- **Short exercise A**: Quote the granola thread word for word, starting at "## lilmissy0740 (Mar" and ending at "Its pretty good.".

- **Text excerpt**:

# Granola



## Davarm (Oct 22, 2011)

We just spent a large part of the day making granola, we used oats, coconut, chopped nuts, peanut butter and ribbon cane syrup. 

When I thought about putting dried fruit in it but came up with an idea that sounds good on paper but .... How about using fruit preserves(home made in my case) to replace part of the syrup? All the preserves are are fruit and sugar.

Strawberry flavored granola sounds like it may be ok, any comments or ideas?


----------



## lilmissy0740 (Mar 7, 2011)

I always put dried fruit in mine along with honey, sesame seeds, flax seed, nuts and pretty much what you have put in it. Although, I have never thought of peanut butter. How does that turn out with the pb?


----------



## Davarm (Oct 22, 2011)

The PB works pretty well, It has a very peanutty flavor, If you want to get an idea of how it tastes before you make some, You can find some of the commercial granolas that have it in them. Its pretty good.


----------



## Davarm (Oct 22, 2011)

I just finished with the last oven full of granola, I made three recipe batches, two with the "Ribbon Cane Syrup" and 1 with Strawberry Preserves. My recipe is as follows:

Granola

3 42 oz Boxs Old Fashioned Oats
2 18 oz Jars Crunchy Peanut Butter
12 ozs Sweetened Shreaded Coconut
6 ozs Sliced/Slivered Almonds
2 quarts Fruit Preserves, Honey or Heavy Dark Syrup
1/2 Cup Canola Oil

Pour the oats into a large bin and add the Shreaded Coconun, Almonds
and mix thoroughly.

Pour the Preserves, Honey or Heavy Dark Syrup into a large pan and add the Peanut Butter and Canola Oil then allow to warm over a low heat until the peanut butter can be melted and mixed completely into the syrup.

- **Given data**:

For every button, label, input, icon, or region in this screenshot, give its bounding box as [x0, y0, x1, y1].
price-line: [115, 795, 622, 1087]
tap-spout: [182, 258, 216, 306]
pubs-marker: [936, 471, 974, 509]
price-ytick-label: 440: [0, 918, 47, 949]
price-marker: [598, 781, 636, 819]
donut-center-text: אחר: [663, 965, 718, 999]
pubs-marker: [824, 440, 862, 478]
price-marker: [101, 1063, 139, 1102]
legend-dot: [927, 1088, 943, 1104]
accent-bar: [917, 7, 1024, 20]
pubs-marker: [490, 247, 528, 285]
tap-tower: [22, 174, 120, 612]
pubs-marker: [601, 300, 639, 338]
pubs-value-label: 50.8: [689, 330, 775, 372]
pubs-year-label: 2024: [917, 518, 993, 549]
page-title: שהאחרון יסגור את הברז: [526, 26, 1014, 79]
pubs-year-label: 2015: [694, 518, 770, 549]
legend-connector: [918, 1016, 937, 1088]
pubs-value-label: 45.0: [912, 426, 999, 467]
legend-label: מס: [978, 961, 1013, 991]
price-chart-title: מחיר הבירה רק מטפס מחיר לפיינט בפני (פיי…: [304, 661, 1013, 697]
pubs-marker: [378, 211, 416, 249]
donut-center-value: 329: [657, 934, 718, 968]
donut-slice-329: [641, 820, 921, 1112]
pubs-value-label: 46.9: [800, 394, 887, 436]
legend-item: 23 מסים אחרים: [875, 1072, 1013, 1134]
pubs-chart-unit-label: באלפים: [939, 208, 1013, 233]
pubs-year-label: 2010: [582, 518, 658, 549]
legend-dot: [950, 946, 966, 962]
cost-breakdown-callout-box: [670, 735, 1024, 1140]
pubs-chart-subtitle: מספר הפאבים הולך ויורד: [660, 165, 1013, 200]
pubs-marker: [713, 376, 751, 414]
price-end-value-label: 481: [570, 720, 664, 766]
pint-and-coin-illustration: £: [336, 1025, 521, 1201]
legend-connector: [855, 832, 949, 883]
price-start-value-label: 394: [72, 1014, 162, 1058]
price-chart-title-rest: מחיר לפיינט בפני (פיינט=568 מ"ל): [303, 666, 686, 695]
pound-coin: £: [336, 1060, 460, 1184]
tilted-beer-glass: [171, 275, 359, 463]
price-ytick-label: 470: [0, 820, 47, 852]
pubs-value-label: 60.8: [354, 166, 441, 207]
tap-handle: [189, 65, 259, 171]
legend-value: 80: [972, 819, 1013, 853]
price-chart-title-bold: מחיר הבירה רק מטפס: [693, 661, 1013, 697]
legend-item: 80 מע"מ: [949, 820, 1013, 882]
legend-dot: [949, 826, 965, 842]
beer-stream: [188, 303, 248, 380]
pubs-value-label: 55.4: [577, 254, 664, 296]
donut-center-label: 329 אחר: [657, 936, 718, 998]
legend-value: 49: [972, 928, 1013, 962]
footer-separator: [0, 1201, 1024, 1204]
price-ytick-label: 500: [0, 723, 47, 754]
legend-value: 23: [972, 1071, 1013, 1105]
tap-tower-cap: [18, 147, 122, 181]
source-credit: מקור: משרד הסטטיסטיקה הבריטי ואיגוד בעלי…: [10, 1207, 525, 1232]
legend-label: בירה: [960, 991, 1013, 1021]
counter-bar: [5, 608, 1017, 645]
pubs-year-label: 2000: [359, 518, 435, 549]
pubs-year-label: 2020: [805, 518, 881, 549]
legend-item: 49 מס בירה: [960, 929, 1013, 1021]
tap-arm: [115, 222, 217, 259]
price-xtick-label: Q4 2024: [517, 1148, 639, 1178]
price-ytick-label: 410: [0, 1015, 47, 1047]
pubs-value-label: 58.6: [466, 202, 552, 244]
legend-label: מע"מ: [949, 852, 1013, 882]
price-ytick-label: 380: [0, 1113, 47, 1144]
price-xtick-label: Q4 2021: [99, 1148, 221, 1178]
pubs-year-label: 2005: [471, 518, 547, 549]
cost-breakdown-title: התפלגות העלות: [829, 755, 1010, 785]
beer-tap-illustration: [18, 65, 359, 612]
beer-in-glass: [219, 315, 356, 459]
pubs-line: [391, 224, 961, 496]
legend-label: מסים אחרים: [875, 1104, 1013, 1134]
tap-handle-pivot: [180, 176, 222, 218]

- **Short exercise B**: Print the rows exactly as they appear, starting at the first row of the block and ending at the row that contains "pubs-value-label: 55.4: [577, 254, 664, 296]", with both of those rows included.

- **Reply A**:
## lilmissy0740 (Mar 7, 2011)

I always put dried fruit in mine along with honey, sesame seeds, flax seed, nuts and pretty much what you have put in it. Although, I have never thought of peanut butter. How does that turn out with the pb?


----------



## Davarm (Oct 22, 2011)

The PB works pretty well, It has a very peanutty flavor, If you want to get an idea of how it tastes before you make some, You can find some of the commercial granolas that have it in them. Its pretty good.

- **Reply B**:
For every button, label, input, icon, or region in this screenshot, give its bounding box as [x0, y0, x1, y1].
price-line: [115, 795, 622, 1087]
tap-spout: [182, 258, 216, 306]
pubs-marker: [936, 471, 974, 509]
price-ytick-label: 440: [0, 918, 47, 949]
price-marker: [598, 781, 636, 819]
donut-center-text: אחר: [663, 965, 718, 999]
pubs-marker: [824, 440, 862, 478]
price-marker: [101, 1063, 139, 1102]
legend-dot: [927, 1088, 943, 1104]
accent-bar: [917, 7, 1024, 20]
pubs-marker: [490, 247, 528, 285]
tap-tower: [22, 174, 120, 612]
pubs-marker: [601, 300, 639, 338]
pubs-value-label: 50.8: [689, 330, 775, 372]
pubs-year-label: 2024: [917, 518, 993, 549]
page-title: שהאחרון יסגור את הברז: [526, 26, 1014, 79]
pubs-year-label: 2015: [694, 518, 770, 549]
legend-connector: [918, 1016, 937, 1088]
pubs-value-label: 45.0: [912, 426, 999, 467]
legend-label: מס: [978, 961, 1013, 991]
price-chart-title: מחיר הבירה רק מטפס מחיר לפיינט בפני (פיי…: [304, 661, 1013, 697]
pubs-marker: [378, 211, 416, 249]
donut-center-value: 329: [657, 934, 718, 968]
donut-slice-329: [641, 820, 921, 1112]
pubs-value-label: 46.9: [800, 394, 887, 436]
legend-item: 23 מסים אחרים: [875, 1072, 1013, 1134]
pubs-chart-unit-label: באלפים: [939, 208, 1013, 233]
pubs-year-label: 2010: [582, 518, 658, 549]
legend-dot: [950, 946, 966, 962]
cost-breakdown-callout-box: [670, 735, 1024, 1140]
pubs-chart-subtitle: מספר הפאבים הולך ויורד: [660, 165, 1013, 200]
pubs-marker: [713, 376, 751, 414]
price-end-value-label: 481: [570, 720, 664, 766]
pint-and-coin-illustration: £: [336, 1025, 521, 1201]
legend-connector: [855, 832, 949, 883]
price-start-value-label: 394: [72, 1014, 162, 1058]
price-chart-title-rest: מחיר לפיינט בפני (פיינט=568 מ"ל): [303, 666, 686, 695]
pound-coin: £: [336, 1060, 460, 1184]
tilted-beer-glass: [171, 275, 359, 463]
price-ytick-label: 470: [0, 820, 47, 852]
pubs-value-label: 60.8: [354, 166, 441, 207]
tap-handle: [189, 65, 259, 171]
legend-value: 80: [972, 819, 1013, 853]
price-chart-title-bold: מחיר הבירה רק מטפס: [693, 661, 1013, 697]
legend-item: 80 מע"מ: [949, 820, 1013, 882]
legend-dot: [949, 826, 965, 842]
beer-stream: [188, 303, 248, 380]
pubs-value-label: 55.4: [577, 254, 664, 296]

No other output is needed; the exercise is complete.